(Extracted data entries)
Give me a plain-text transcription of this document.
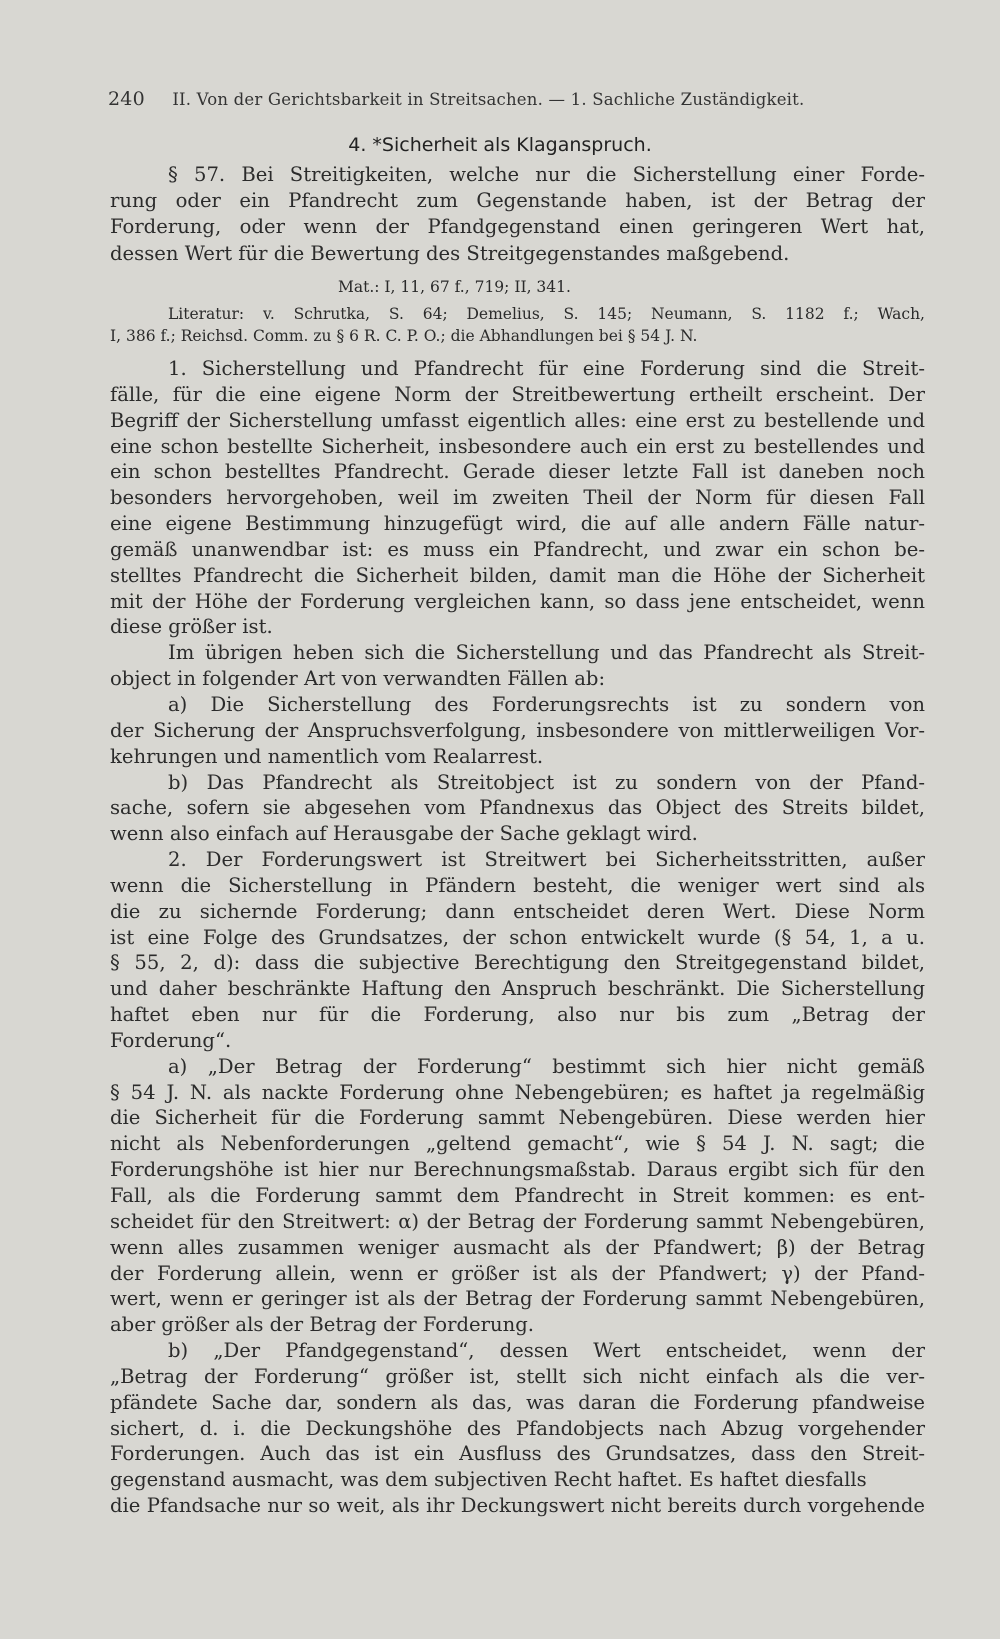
240 II. Von der Gerichtsbarkeit in Streitsachen. — 1. Sachliche Zuständigkeit.
4. *Sicherheit als Klaganspruch.
§ 57. Bei Streitigkeiten, welche nur die Sicherstellung einer Forde-
rung oder ein Pfandrecht zum Gegenstande haben, ist der Betrag der
Forderung, oder wenn der Pfandgegenstand einen geringeren Wert hat,
dessen Wert für die Bewertung des Streitgegenstandes maßgebend.
Mat.: I, 11, 67 f., 719; II, 341.
Literatur: v. Schrutka, S. 64; Demelius, S. 145; Neumann, S. 1182 f.; Wach,
I, 386 f.; Reichsd. Comm. zu § 6 R. C. P. O.; die Abhandlungen bei § 54 J. N.
1. Sicherstellung und Pfandrecht für eine Forderung sind die Streit-
fälle, für die eine eigene Norm der Streitbewertung ertheilt erscheint. Der
Begriff der Sicherstellung umfasst eigentlich alles: eine erst zu bestellende und
eine schon bestellte Sicherheit, insbesondere auch ein erst zu bestellendes und
ein schon bestelltes Pfandrecht. Gerade dieser letzte Fall ist daneben noch
besonders hervorgehoben, weil im zweiten Theil der Norm für diesen Fall
eine eigene Bestimmung hinzugefügt wird, die auf alle andern Fälle natur-
gemäß unanwendbar ist: es muss ein Pfandrecht, und zwar ein schon be-
stelltes Pfandrecht die Sicherheit bilden, damit man die Höhe der Sicherheit
mit der Höhe der Forderung vergleichen kann, so dass jene entscheidet, wenn
diese größer ist.
Im übrigen heben sich die Sicherstellung und das Pfandrecht als Streit-
object in folgender Art von verwandten Fällen ab:
a) Die Sicherstellung des Forderungsrechts ist zu sondern von
der Sicherung der Anspruchsverfolgung, insbesondere von mittlerweiligen Vor-
kehrungen und namentlich vom Realarrest.
b) Das Pfandrecht als Streitobject ist zu sondern von der Pfand-
sache, sofern sie abgesehen vom Pfandnexus das Object des Streits bildet,
wenn also einfach auf Herausgabe der Sache geklagt wird.
2. Der Forderungswert ist Streitwert bei Sicherheitsstritten, außer
wenn die Sicherstellung in Pfändern besteht, die weniger wert sind als
die zu sichernde Forderung; dann entscheidet deren Wert. Diese Norm
ist eine Folge des Grundsatzes, der schon entwickelt wurde (§ 54, 1, a u.
§ 55, 2, d): dass die subjective Berechtigung den Streitgegenstand bildet,
und daher beschränkte Haftung den Anspruch beschränkt. Die Sicherstellung
haftet eben nur für die Forderung, also nur bis zum „Betrag der
Forderung“.
a) „Der Betrag der Forderung“ bestimmt sich hier nicht gemäß
§ 54 J. N. als nackte Forderung ohne Nebengebüren; es haftet ja regelmäßig
die Sicherheit für die Forderung sammt Nebengebüren. Diese werden hier
nicht als Nebenforderungen „geltend gemacht“, wie § 54 J. N. sagt; die
Forderungshöhe ist hier nur Berechnungsmaßstab. Daraus ergibt sich für den
Fall, als die Forderung sammt dem Pfandrecht in Streit kommen: es ent-
scheidet für den Streitwert: α) der Betrag der Forderung sammt Nebengebüren,
wenn alles zusammen weniger ausmacht als der Pfandwert; β) der Betrag
der Forderung allein, wenn er größer ist als der Pfandwert; γ) der Pfand-
wert, wenn er geringer ist als der Betrag der Forderung sammt Nebengebüren,
aber größer als der Betrag der Forderung.
b) „Der Pfandgegenstand“, dessen Wert entscheidet, wenn der
„Betrag der Forderung“ größer ist, stellt sich nicht einfach als die ver-
pfändete Sache dar, sondern als das, was daran die Forderung pfandweise
sichert, d. i. die Deckungshöhe des Pfandobjects nach Abzug vorgehender
Forderungen. Auch das ist ein Ausfluss des Grundsatzes, dass den Streit-
gegenstand ausmacht, was dem subjectiven Recht haftet. Es haftet diesfalls
die Pfandsache nur so weit, als ihr Deckungswert nicht bereits durch vorgehende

▶ [DIRECTIONS]
Report back each line of the entries that holds the string "wird".

▶ [WRITTEN RESPONSE]
eine eigene Bestimmung hinzugefügt wird, die auf alle andern Fälle natur-
wenn also einfach auf Herausgabe der Sache geklagt wird.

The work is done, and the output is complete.